** WHAT YOU ARE ASKED TO DO **
Look for the word "header" in each line and report the count of matching lines, with nothing added.

** DATA FOR THIS TASK **
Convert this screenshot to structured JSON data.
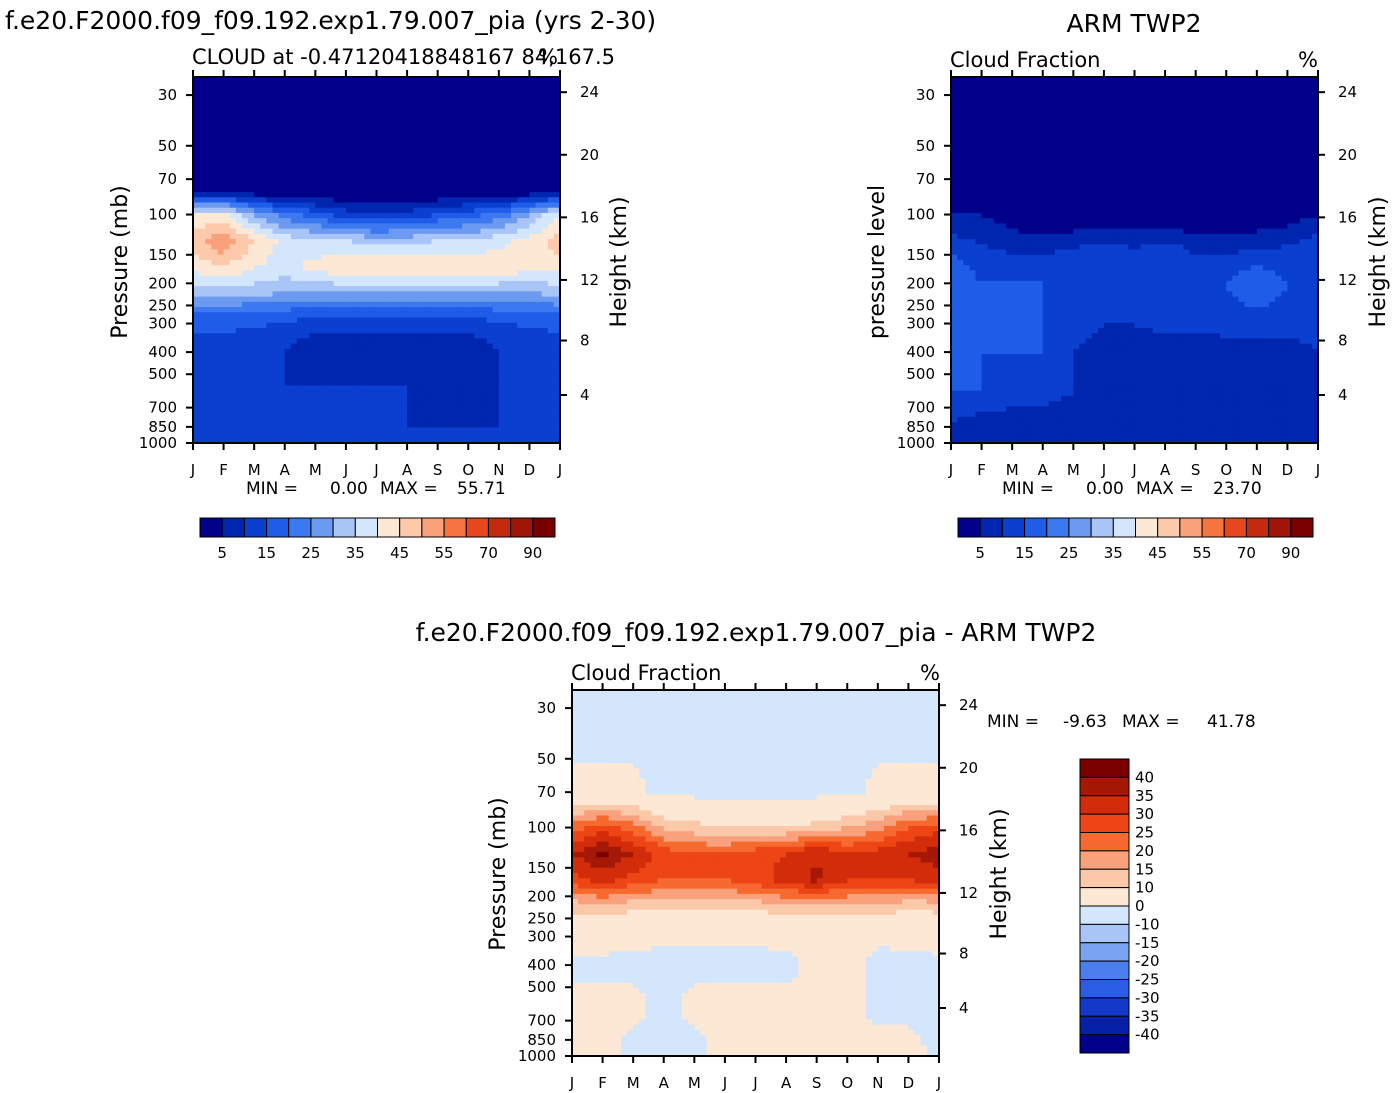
{
  "panels": [
    {
      "id": "model",
      "header": "f.e20.F2000.f09_f09.192.exp1.79.007_pia (yrs 2-30)",
      "subtitle_left": "CLOUD at -0.47120418848167 84,167.5",
      "subtitle_right": "%",
      "ylabel_left": "Pressure (mb)",
      "ylabel_right": "Height (km)",
      "stats": {
        "min_label": "MIN =",
        "min": "0.00",
        "max_label": "MAX =",
        "max": "55.71"
      }
    },
    {
      "id": "obs",
      "header": "ARM TWP2",
      "subtitle_left": "Cloud Fraction",
      "subtitle_right": "%",
      "ylabel_left": "pressure level",
      "ylabel_right": "Height (km)",
      "stats": {
        "min_label": "MIN =",
        "min": "0.00",
        "max_label": "MAX =",
        "max": "23.70"
      }
    },
    {
      "id": "diff",
      "header": "f.e20.F2000.f09_f09.192.exp1.79.007_pia - ARM TWP2",
      "subtitle_left": "Cloud Fraction",
      "subtitle_right": "%",
      "ylabel_left": "Pressure (mb)",
      "ylabel_right": "Height (km)",
      "stats": {
        "min_label": "MIN =",
        "min": "-9.63",
        "max_label": "MAX =",
        "max": "41.78"
      }
    }
  ],
  "chart_data": [
    {
      "type": "heatmap",
      "title": "CLOUD at -0.47120418848167 84,167.5",
      "x_ticks": [
        "J",
        "F",
        "M",
        "A",
        "M",
        "J",
        "J",
        "A",
        "S",
        "O",
        "N",
        "D",
        "J"
      ],
      "y_ticks_pressure": [
        30,
        50,
        70,
        100,
        150,
        200,
        250,
        300,
        400,
        500,
        700,
        850,
        1000
      ],
      "y_ticks_height_km": [
        24,
        20,
        16,
        12,
        8,
        4
      ],
      "ylabel": "Pressure (mb)",
      "ylabel_right": "Height (km)",
      "units": "%",
      "min": 0.0,
      "max": 55.71,
      "colorbar_levels": [
        5,
        10,
        15,
        20,
        25,
        30,
        35,
        40,
        45,
        50,
        55,
        60,
        70,
        80,
        90
      ],
      "colorbar_labels": [
        "5",
        "15",
        "25",
        "35",
        "45",
        "55",
        "70",
        "90"
      ],
      "colorbar_colors": [
        "#00008b",
        "#0026b0",
        "#0a3fd0",
        "#1f5de8",
        "#3c79f0",
        "#6c9af0",
        "#a9c5f7",
        "#d4e6fb",
        "#fde8d6",
        "#fcc9aa",
        "#f9a17a",
        "#f5743f",
        "#e8461c",
        "#c62a0e",
        "#a11408",
        "#7a0000"
      ],
      "series": [
        {
          "pressure_mb": 50,
          "values": [
            0,
            0,
            0,
            0,
            0,
            0,
            0,
            0,
            0,
            0,
            0,
            0,
            0
          ]
        },
        {
          "pressure_mb": 80,
          "values": [
            5,
            5,
            2,
            0,
            0,
            0,
            0,
            0,
            0,
            0,
            0,
            2,
            5
          ]
        },
        {
          "pressure_mb": 100,
          "values": [
            40,
            42,
            30,
            22,
            18,
            12,
            10,
            12,
            15,
            18,
            22,
            30,
            40
          ]
        },
        {
          "pressure_mb": 130,
          "values": [
            48,
            55,
            45,
            38,
            36,
            35,
            33,
            33,
            35,
            35,
            38,
            42,
            48
          ]
        },
        {
          "pressure_mb": 170,
          "values": [
            42,
            45,
            40,
            38,
            42,
            45,
            45,
            45,
            45,
            45,
            44,
            42,
            42
          ]
        },
        {
          "pressure_mb": 220,
          "values": [
            32,
            33,
            32,
            30,
            30,
            30,
            30,
            30,
            30,
            30,
            30,
            30,
            32
          ]
        },
        {
          "pressure_mb": 280,
          "values": [
            18,
            18,
            17,
            16,
            15,
            14,
            14,
            14,
            14,
            15,
            16,
            17,
            18
          ]
        },
        {
          "pressure_mb": 400,
          "values": [
            12,
            12,
            10,
            10,
            5,
            5,
            5,
            5,
            5,
            5,
            10,
            10,
            12
          ]
        },
        {
          "pressure_mb": 550,
          "values": [
            14,
            12,
            10,
            10,
            10,
            10,
            10,
            10,
            5,
            5,
            10,
            12,
            14
          ]
        },
        {
          "pressure_mb": 850,
          "values": [
            10,
            10,
            10,
            10,
            10,
            10,
            10,
            10,
            10,
            10,
            10,
            10,
            10
          ]
        }
      ]
    },
    {
      "type": "heatmap",
      "title": "Cloud Fraction",
      "x_ticks": [
        "J",
        "F",
        "M",
        "A",
        "M",
        "J",
        "J",
        "A",
        "S",
        "O",
        "N",
        "D",
        "J"
      ],
      "y_ticks_pressure": [
        30,
        50,
        70,
        100,
        150,
        200,
        250,
        300,
        400,
        500,
        700,
        850,
        1000
      ],
      "y_ticks_height_km": [
        24,
        20,
        16,
        12,
        8,
        4
      ],
      "ylabel": "pressure level",
      "ylabel_right": "Height (km)",
      "units": "%",
      "min": 0.0,
      "max": 23.7,
      "colorbar_levels": [
        5,
        10,
        15,
        20,
        25,
        30,
        35,
        40,
        45,
        50,
        55,
        60,
        70,
        80,
        90
      ],
      "colorbar_labels": [
        "5",
        "15",
        "25",
        "35",
        "45",
        "55",
        "70",
        "90"
      ],
      "colorbar_colors": [
        "#00008b",
        "#0026b0",
        "#0a3fd0",
        "#1f5de8",
        "#3c79f0",
        "#6c9af0",
        "#a9c5f7",
        "#d4e6fb",
        "#fde8d6",
        "#fcc9aa",
        "#f9a17a",
        "#f5743f",
        "#e8461c",
        "#c62a0e",
        "#a11408",
        "#7a0000"
      ],
      "series": [
        {
          "pressure_mb": 50,
          "values": [
            0,
            0,
            0,
            0,
            0,
            0,
            0,
            0,
            0,
            0,
            0,
            0,
            0
          ]
        },
        {
          "pressure_mb": 100,
          "values": [
            5,
            5,
            2,
            0,
            0,
            0,
            0,
            0,
            0,
            0,
            0,
            2,
            5
          ]
        },
        {
          "pressure_mb": 150,
          "values": [
            15,
            12,
            10,
            10,
            12,
            15,
            12,
            15,
            10,
            10,
            12,
            12,
            15
          ]
        },
        {
          "pressure_mb": 200,
          "values": [
            20,
            15,
            15,
            15,
            15,
            15,
            15,
            15,
            15,
            15,
            20,
            15,
            15
          ]
        },
        {
          "pressure_mb": 300,
          "values": [
            15,
            15,
            15,
            15,
            12,
            10,
            10,
            12,
            12,
            12,
            12,
            12,
            12
          ]
        },
        {
          "pressure_mb": 400,
          "values": [
            15,
            15,
            15,
            15,
            10,
            8,
            8,
            5,
            5,
            8,
            8,
            8,
            10
          ]
        },
        {
          "pressure_mb": 600,
          "values": [
            15,
            15,
            12,
            12,
            10,
            8,
            8,
            8,
            5,
            5,
            8,
            8,
            10
          ]
        },
        {
          "pressure_mb": 800,
          "values": [
            10,
            8,
            8,
            8,
            5,
            8,
            5,
            8,
            5,
            5,
            8,
            8,
            8
          ]
        },
        {
          "pressure_mb": 1000,
          "values": [
            5,
            5,
            5,
            5,
            5,
            5,
            5,
            5,
            5,
            5,
            5,
            5,
            5
          ]
        }
      ]
    },
    {
      "type": "heatmap",
      "title": "Cloud Fraction",
      "x_ticks": [
        "J",
        "F",
        "M",
        "A",
        "M",
        "J",
        "J",
        "A",
        "S",
        "O",
        "N",
        "D",
        "J"
      ],
      "y_ticks_pressure": [
        30,
        50,
        70,
        100,
        150,
        200,
        250,
        300,
        400,
        500,
        700,
        850,
        1000
      ],
      "y_ticks_height_km": [
        24,
        20,
        16,
        12,
        8,
        4
      ],
      "ylabel": "Pressure (mb)",
      "ylabel_right": "Height (km)",
      "units": "%",
      "min": -9.63,
      "max": 41.78,
      "colorbar_labels": [
        "40",
        "35",
        "30",
        "25",
        "20",
        "15",
        "10",
        "0",
        "-10",
        "-15",
        "-20",
        "-25",
        "-30",
        "-35",
        "-40"
      ],
      "colorbar_colors": [
        "#7a0000",
        "#a61806",
        "#d22c0a",
        "#ee4515",
        "#f6692f",
        "#f9a07d",
        "#fcc8aa",
        "#fde8d6",
        "#d4e6fb",
        "#a9c5f7",
        "#7aa3f2",
        "#4c7fee",
        "#2a5ce6",
        "#1438c8",
        "#0620a8",
        "#00008b"
      ],
      "series": [
        {
          "pressure_mb": 40,
          "values": [
            -2,
            -2,
            -2,
            -2,
            -2,
            -2,
            -2,
            -2,
            -2,
            -2,
            -2,
            -2,
            -2
          ]
        },
        {
          "pressure_mb": 70,
          "values": [
            2,
            2,
            2,
            -2,
            -2,
            -2,
            -2,
            -2,
            -2,
            -2,
            2,
            2,
            2
          ]
        },
        {
          "pressure_mb": 100,
          "values": [
            22,
            28,
            22,
            14,
            12,
            10,
            10,
            10,
            12,
            15,
            18,
            25,
            28
          ]
        },
        {
          "pressure_mb": 130,
          "values": [
            35,
            41,
            35,
            28,
            25,
            25,
            28,
            30,
            35,
            30,
            32,
            35,
            38
          ]
        },
        {
          "pressure_mb": 170,
          "values": [
            28,
            32,
            28,
            25,
            25,
            25,
            28,
            32,
            36,
            30,
            30,
            30,
            32
          ]
        },
        {
          "pressure_mb": 220,
          "values": [
            12,
            14,
            12,
            12,
            12,
            12,
            12,
            14,
            15,
            14,
            14,
            12,
            12
          ]
        },
        {
          "pressure_mb": 280,
          "values": [
            5,
            5,
            3,
            2,
            2,
            2,
            2,
            3,
            3,
            2,
            2,
            3,
            5
          ]
        },
        {
          "pressure_mb": 400,
          "values": [
            -2,
            -2,
            -2,
            -2,
            -2,
            -2,
            -2,
            -2,
            2,
            2,
            -2,
            -2,
            -2
          ]
        },
        {
          "pressure_mb": 600,
          "values": [
            2,
            2,
            2,
            -2,
            2,
            2,
            2,
            2,
            2,
            2,
            -2,
            -2,
            -2
          ]
        },
        {
          "pressure_mb": 900,
          "values": [
            2,
            2,
            -2,
            -2,
            -2,
            2,
            2,
            2,
            2,
            2,
            2,
            2,
            -2
          ]
        }
      ]
    }
  ]
}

** EXPECTED ANSWER **
3